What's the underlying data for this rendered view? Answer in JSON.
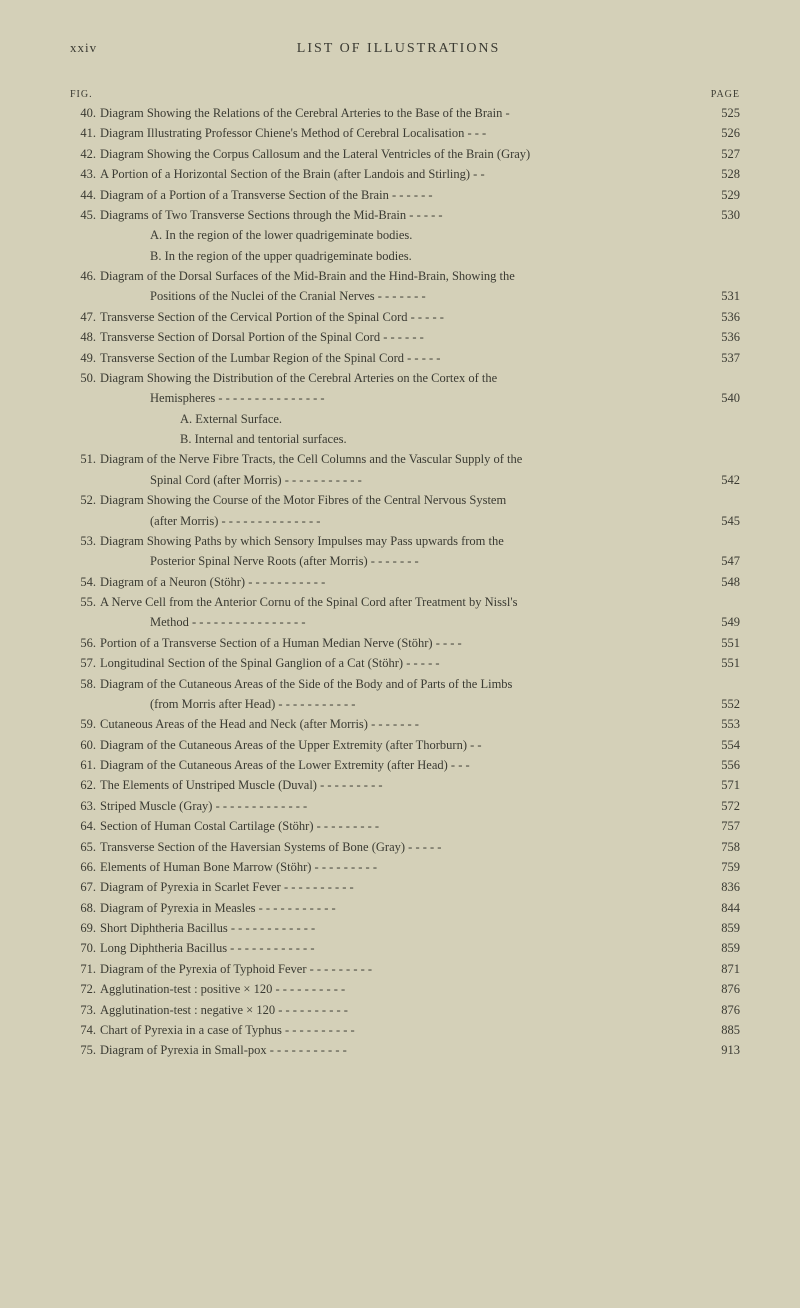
{
  "header": {
    "roman": "xxiv",
    "title": "LIST OF ILLUSTRATIONS",
    "col_fig": "FIG.",
    "col_page": "PAGE"
  },
  "entries": [
    {
      "num": "40.",
      "text": "Diagram Showing the Relations of the Cerebral Arteries to the Base of the Brain   -",
      "page": "525"
    },
    {
      "num": "41.",
      "text": "Diagram Illustrating Professor Chiene's Method of Cerebral Localisation   -      -      -",
      "page": "526"
    },
    {
      "num": "42.",
      "text": "Diagram Showing the Corpus Callosum and the Lateral Ventricles of the Brain (Gray)",
      "page": "527"
    },
    {
      "num": "43.",
      "text": "A Portion of a Horizontal Section of the Brain (after Landois and Stirling)        -     -",
      "page": "528"
    },
    {
      "num": "44.",
      "text": "Diagram of a Portion of a Transverse Section of the Brain -      -      -      -      -      -",
      "page": "529"
    },
    {
      "num": "45.",
      "text": "Diagrams of Two Transverse Sections through the Mid-Brain      -      -      -      -      -",
      "page": "530"
    },
    {
      "num": "",
      "text": "A. In the region of the lower quadrigeminate bodies.",
      "page": "",
      "sub": true
    },
    {
      "num": "",
      "text": "B. In the region of the upper quadrigeminate bodies.",
      "page": "",
      "sub": true
    },
    {
      "num": "46.",
      "text": "Diagram of the Dorsal Surfaces of the Mid-Brain and the Hind-Brain, Showing the",
      "page": ""
    },
    {
      "num": "",
      "text": "Positions of the Nuclei of the Cranial Nerves      -      -      -      -      -      -      -",
      "page": "531",
      "sub": true
    },
    {
      "num": "47.",
      "text": "Transverse Section of the Cervical Portion of the Spinal Cord      -      -      -      -      -",
      "page": "536"
    },
    {
      "num": "48.",
      "text": "Transverse Section of Dorsal Portion of the Spinal Cord      -      -      -      -      -      -",
      "page": "536"
    },
    {
      "num": "49.",
      "text": "Transverse Section of the Lumbar Region of the Spinal Cord      -      -      -      -      -",
      "page": "537"
    },
    {
      "num": "50.",
      "text": "Diagram Showing the Distribution of the Cerebral Arteries on the Cortex of the",
      "page": ""
    },
    {
      "num": "",
      "text": "Hemispheres -      -      -      -      -      -      -      -      -      -      -      -      -      -      -",
      "page": "540",
      "sub": true
    },
    {
      "num": "",
      "text": "A. External Surface.",
      "page": "",
      "sub": true,
      "extra_indent": true
    },
    {
      "num": "",
      "text": "B. Internal and tentorial surfaces.",
      "page": "",
      "sub": true,
      "extra_indent": true
    },
    {
      "num": "51.",
      "text": "Diagram of the Nerve Fibre Tracts, the Cell Columns and the Vascular Supply of the",
      "page": ""
    },
    {
      "num": "",
      "text": "Spinal Cord (after Morris)      -      -      -      -      -      -      -      -      -      -      -",
      "page": "542",
      "sub": true
    },
    {
      "num": "52.",
      "text": "Diagram Showing the Course of the Motor Fibres of the Central Nervous System",
      "page": ""
    },
    {
      "num": "",
      "text": "(after Morris) -      -      -      -      -      -      -      -      -      -      -      -      -      -",
      "page": "545",
      "sub": true
    },
    {
      "num": "53.",
      "text": "Diagram Showing Paths by which Sensory Impulses may Pass upwards from the",
      "page": ""
    },
    {
      "num": "",
      "text": "Posterior Spinal Nerve Roots (after Morris)      -      -      -      -      -      -      -",
      "page": "547",
      "sub": true
    },
    {
      "num": "54.",
      "text": "Diagram of a Neuron (Stöhr)      -      -      -      -      -      -      -      -      -      -      -",
      "page": "548"
    },
    {
      "num": "55.",
      "text": "A Nerve Cell from the Anterior Cornu of the Spinal Cord after Treatment by Nissl's",
      "page": ""
    },
    {
      "num": "",
      "text": "Method -      -      -      -      -      -      -      -      -      -      -      -      -      -      -      -",
      "page": "549",
      "sub": true
    },
    {
      "num": "56.",
      "text": "Portion of a Transverse Section of a Human Median Nerve (Stöhr)   -      -      -      -",
      "page": "551"
    },
    {
      "num": "57.",
      "text": "Longitudinal Section of the Spinal Ganglion of a Cat (Stöhr) -      -      -      -      -",
      "page": "551"
    },
    {
      "num": "58.",
      "text": "Diagram of the Cutaneous Areas of the Side of the Body and of Parts of the Limbs",
      "page": ""
    },
    {
      "num": "",
      "text": "(from Morris after Head)      -      -      -      -      -      -      -      -      -      -      -",
      "page": "552",
      "sub": true
    },
    {
      "num": "59.",
      "text": "Cutaneous Areas of the Head and Neck (after Morris) -      -      -      -      -      -      -",
      "page": "553"
    },
    {
      "num": "60.",
      "text": "Diagram of the Cutaneous Areas of the Upper Extremity (after Thorburn)      -      -",
      "page": "554"
    },
    {
      "num": "61.",
      "text": "Diagram of the Cutaneous Areas of the Lower Extremity (after Head)      -      -      -",
      "page": "556"
    },
    {
      "num": "62.",
      "text": "The Elements of Unstriped Muscle (Duval) -      -      -      -      -      -      -      -      -",
      "page": "571"
    },
    {
      "num": "63.",
      "text": "Striped Muscle (Gray)  -      -      -      -      -      -      -      -      -      -      -      -      -",
      "page": "572"
    },
    {
      "num": "64.",
      "text": "Section of Human Costal Cartilage (Stöhr) -      -      -      -      -      -      -      -      -",
      "page": "757"
    },
    {
      "num": "65.",
      "text": "Transverse Section of the Haversian Systems of Bone (Gray)      -      -      -      -      -",
      "page": "758"
    },
    {
      "num": "66.",
      "text": "Elements of Human Bone Marrow (Stöhr)  -      -      -      -      -      -      -      -      -",
      "page": "759"
    },
    {
      "num": "67.",
      "text": "Diagram of Pyrexia in Scarlet Fever   -      -      -      -      -      -      -      -      -      -",
      "page": "836"
    },
    {
      "num": "68.",
      "text": "Diagram of Pyrexia in Measles   -      -      -      -      -      -      -      -      -      -      -",
      "page": "844"
    },
    {
      "num": "69.",
      "text": "Short Diphtheria Bacillus      -      -      -      -      -      -      -      -      -      -      -      -",
      "page": "859"
    },
    {
      "num": "70.",
      "text": "Long Diphtheria Bacillus      -      -      -      -      -      -      -      -      -      -      -      -",
      "page": "859"
    },
    {
      "num": "71.",
      "text": "Diagram of the Pyrexia of Typhoid Fever   -      -      -      -      -      -      -      -      -",
      "page": "871"
    },
    {
      "num": "72.",
      "text": "Agglutination-test : positive × 120        -      -      -      -      -      -      -      -      -      -",
      "page": "876"
    },
    {
      "num": "73.",
      "text": "Agglutination-test : negative × 120       -      -      -      -      -      -      -      -      -      -",
      "page": "876"
    },
    {
      "num": "74.",
      "text": "Chart of Pyrexia in a case of Typhus    -      -      -      -      -      -      -      -      -      -",
      "page": "885"
    },
    {
      "num": "75.",
      "text": "Diagram of Pyrexia in Small-pox -      -      -      -      -      -      -      -      -      -      -",
      "page": "913"
    }
  ]
}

Job =>
Return all of the data exactly as written, and drop the pictures.

Response to this exercise =>
What's the underlying data for this rendered view? Answer in JSON.
{
  "header": {
    "roman": "xxiv",
    "title": "LIST OF ILLUSTRATIONS",
    "col_fig": "FIG.",
    "col_page": "PAGE"
  },
  "entries": [
    {
      "num": "40.",
      "text": "Diagram Showing the Relations of the Cerebral Arteries to the Base of the Brain   -",
      "page": "525"
    },
    {
      "num": "41.",
      "text": "Diagram Illustrating Professor Chiene's Method of Cerebral Localisation   -      -      -",
      "page": "526"
    },
    {
      "num": "42.",
      "text": "Diagram Showing the Corpus Callosum and the Lateral Ventricles of the Brain (Gray)",
      "page": "527"
    },
    {
      "num": "43.",
      "text": "A Portion of a Horizontal Section of the Brain (after Landois and Stirling)        -     -",
      "page": "528"
    },
    {
      "num": "44.",
      "text": "Diagram of a Portion of a Transverse Section of the Brain -      -      -      -      -      -",
      "page": "529"
    },
    {
      "num": "45.",
      "text": "Diagrams of Two Transverse Sections through the Mid-Brain      -      -      -      -      -",
      "page": "530"
    },
    {
      "num": "",
      "text": "A. In the region of the lower quadrigeminate bodies.",
      "page": "",
      "sub": true
    },
    {
      "num": "",
      "text": "B. In the region of the upper quadrigeminate bodies.",
      "page": "",
      "sub": true
    },
    {
      "num": "46.",
      "text": "Diagram of the Dorsal Surfaces of the Mid-Brain and the Hind-Brain, Showing the",
      "page": ""
    },
    {
      "num": "",
      "text": "Positions of the Nuclei of the Cranial Nerves      -      -      -      -      -      -      -",
      "page": "531",
      "sub": true
    },
    {
      "num": "47.",
      "text": "Transverse Section of the Cervical Portion of the Spinal Cord      -      -      -      -      -",
      "page": "536"
    },
    {
      "num": "48.",
      "text": "Transverse Section of Dorsal Portion of the Spinal Cord      -      -      -      -      -      -",
      "page": "536"
    },
    {
      "num": "49.",
      "text": "Transverse Section of the Lumbar Region of the Spinal Cord      -      -      -      -      -",
      "page": "537"
    },
    {
      "num": "50.",
      "text": "Diagram Showing the Distribution of the Cerebral Arteries on the Cortex of the",
      "page": ""
    },
    {
      "num": "",
      "text": "Hemispheres -      -      -      -      -      -      -      -      -      -      -      -      -      -      -",
      "page": "540",
      "sub": true
    },
    {
      "num": "",
      "text": "A. External Surface.",
      "page": "",
      "sub": true,
      "extra_indent": true
    },
    {
      "num": "",
      "text": "B. Internal and tentorial surfaces.",
      "page": "",
      "sub": true,
      "extra_indent": true
    },
    {
      "num": "51.",
      "text": "Diagram of the Nerve Fibre Tracts, the Cell Columns and the Vascular Supply of the",
      "page": ""
    },
    {
      "num": "",
      "text": "Spinal Cord (after Morris)      -      -      -      -      -      -      -      -      -      -      -",
      "page": "542",
      "sub": true
    },
    {
      "num": "52.",
      "text": "Diagram Showing the Course of the Motor Fibres of the Central Nervous System",
      "page": ""
    },
    {
      "num": "",
      "text": "(after Morris) -      -      -      -      -      -      -      -      -      -      -      -      -      -",
      "page": "545",
      "sub": true
    },
    {
      "num": "53.",
      "text": "Diagram Showing Paths by which Sensory Impulses may Pass upwards from the",
      "page": ""
    },
    {
      "num": "",
      "text": "Posterior Spinal Nerve Roots (after Morris)      -      -      -      -      -      -      -",
      "page": "547",
      "sub": true
    },
    {
      "num": "54.",
      "text": "Diagram of a Neuron (Stöhr)      -      -      -      -      -      -      -      -      -      -      -",
      "page": "548"
    },
    {
      "num": "55.",
      "text": "A Nerve Cell from the Anterior Cornu of the Spinal Cord after Treatment by Nissl's",
      "page": ""
    },
    {
      "num": "",
      "text": "Method -      -      -      -      -      -      -      -      -      -      -      -      -      -      -      -",
      "page": "549",
      "sub": true
    },
    {
      "num": "56.",
      "text": "Portion of a Transverse Section of a Human Median Nerve (Stöhr)   -      -      -      -",
      "page": "551"
    },
    {
      "num": "57.",
      "text": "Longitudinal Section of the Spinal Ganglion of a Cat (Stöhr) -      -      -      -      -",
      "page": "551"
    },
    {
      "num": "58.",
      "text": "Diagram of the Cutaneous Areas of the Side of the Body and of Parts of the Limbs",
      "page": ""
    },
    {
      "num": "",
      "text": "(from Morris after Head)      -      -      -      -      -      -      -      -      -      -      -",
      "page": "552",
      "sub": true
    },
    {
      "num": "59.",
      "text": "Cutaneous Areas of the Head and Neck (after Morris) -      -      -      -      -      -      -",
      "page": "553"
    },
    {
      "num": "60.",
      "text": "Diagram of the Cutaneous Areas of the Upper Extremity (after Thorburn)      -      -",
      "page": "554"
    },
    {
      "num": "61.",
      "text": "Diagram of the Cutaneous Areas of the Lower Extremity (after Head)      -      -      -",
      "page": "556"
    },
    {
      "num": "62.",
      "text": "The Elements of Unstriped Muscle (Duval) -      -      -      -      -      -      -      -      -",
      "page": "571"
    },
    {
      "num": "63.",
      "text": "Striped Muscle (Gray)  -      -      -      -      -      -      -      -      -      -      -      -      -",
      "page": "572"
    },
    {
      "num": "64.",
      "text": "Section of Human Costal Cartilage (Stöhr) -      -      -      -      -      -      -      -      -",
      "page": "757"
    },
    {
      "num": "65.",
      "text": "Transverse Section of the Haversian Systems of Bone (Gray)      -      -      -      -      -",
      "page": "758"
    },
    {
      "num": "66.",
      "text": "Elements of Human Bone Marrow (Stöhr)  -      -      -      -      -      -      -      -      -",
      "page": "759"
    },
    {
      "num": "67.",
      "text": "Diagram of Pyrexia in Scarlet Fever   -      -      -      -      -      -      -      -      -      -",
      "page": "836"
    },
    {
      "num": "68.",
      "text": "Diagram of Pyrexia in Measles   -      -      -      -      -      -      -      -      -      -      -",
      "page": "844"
    },
    {
      "num": "69.",
      "text": "Short Diphtheria Bacillus      -      -      -      -      -      -      -      -      -      -      -      -",
      "page": "859"
    },
    {
      "num": "70.",
      "text": "Long Diphtheria Bacillus      -      -      -      -      -      -      -      -      -      -      -      -",
      "page": "859"
    },
    {
      "num": "71.",
      "text": "Diagram of the Pyrexia of Typhoid Fever   -      -      -      -      -      -      -      -      -",
      "page": "871"
    },
    {
      "num": "72.",
      "text": "Agglutination-test : positive × 120        -      -      -      -      -      -      -      -      -      -",
      "page": "876"
    },
    {
      "num": "73.",
      "text": "Agglutination-test : negative × 120       -      -      -      -      -      -      -      -      -      -",
      "page": "876"
    },
    {
      "num": "74.",
      "text": "Chart of Pyrexia in a case of Typhus    -      -      -      -      -      -      -      -      -      -",
      "page": "885"
    },
    {
      "num": "75.",
      "text": "Diagram of Pyrexia in Small-pox -      -      -      -      -      -      -      -      -      -      -",
      "page": "913"
    }
  ]
}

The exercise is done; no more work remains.